(Data entries)
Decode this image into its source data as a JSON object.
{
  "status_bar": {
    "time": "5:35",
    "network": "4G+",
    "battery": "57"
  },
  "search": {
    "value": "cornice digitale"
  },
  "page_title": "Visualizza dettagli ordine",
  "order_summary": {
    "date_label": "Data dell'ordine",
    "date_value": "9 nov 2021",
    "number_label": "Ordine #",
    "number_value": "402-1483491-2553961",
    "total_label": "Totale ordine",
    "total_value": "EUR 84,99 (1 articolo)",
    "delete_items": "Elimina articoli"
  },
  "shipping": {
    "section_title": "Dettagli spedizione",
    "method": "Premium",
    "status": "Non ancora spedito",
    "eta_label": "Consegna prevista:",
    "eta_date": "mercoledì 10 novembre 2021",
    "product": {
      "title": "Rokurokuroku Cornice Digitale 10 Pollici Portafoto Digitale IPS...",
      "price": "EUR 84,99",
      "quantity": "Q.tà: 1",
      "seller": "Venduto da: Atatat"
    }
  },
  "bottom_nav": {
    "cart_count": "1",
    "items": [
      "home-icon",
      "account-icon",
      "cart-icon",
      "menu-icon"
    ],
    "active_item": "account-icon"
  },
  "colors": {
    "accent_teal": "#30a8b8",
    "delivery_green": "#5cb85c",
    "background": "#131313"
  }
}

Do this: Quote every record above exactly.

Output:
Decode this image into its source data as a JSON object.
{
  "status_bar": {
    "time": "5:35",
    "network": "4G+",
    "battery": "57"
  },
  "search": {
    "value": "cornice digitale"
  },
  "page_title": "Visualizza dettagli ordine",
  "order_summary": {
    "date_label": "Data dell'ordine",
    "date_value": "9 nov 2021",
    "number_label": "Ordine #",
    "number_value": "402-1483491-2553961",
    "total_label": "Totale ordine",
    "total_value": "EUR 84,99 (1 articolo)",
    "delete_items": "Elimina articoli"
  },
  "shipping": {
    "section_title": "Dettagli spedizione",
    "method": "Premium",
    "status": "Non ancora spedito",
    "eta_label": "Consegna prevista:",
    "eta_date": "mercoledì 10 novembre 2021",
    "product": {
      "title": "Rokurokuroku Cornice Digitale 10 Pollici Portafoto Digitale IPS...",
      "price": "EUR 84,99",
      "quantity": "Q.tà: 1",
      "seller": "Venduto da: Atatat"
    }
  },
  "bottom_nav": {
    "cart_count": "1",
    "items": [
      "home-icon",
      "account-icon",
      "cart-icon",
      "menu-icon"
    ],
    "active_item": "account-icon"
  },
  "colors": {
    "accent_teal": "#30a8b8",
    "delivery_green": "#5cb85c",
    "background": "#131313"
  }
}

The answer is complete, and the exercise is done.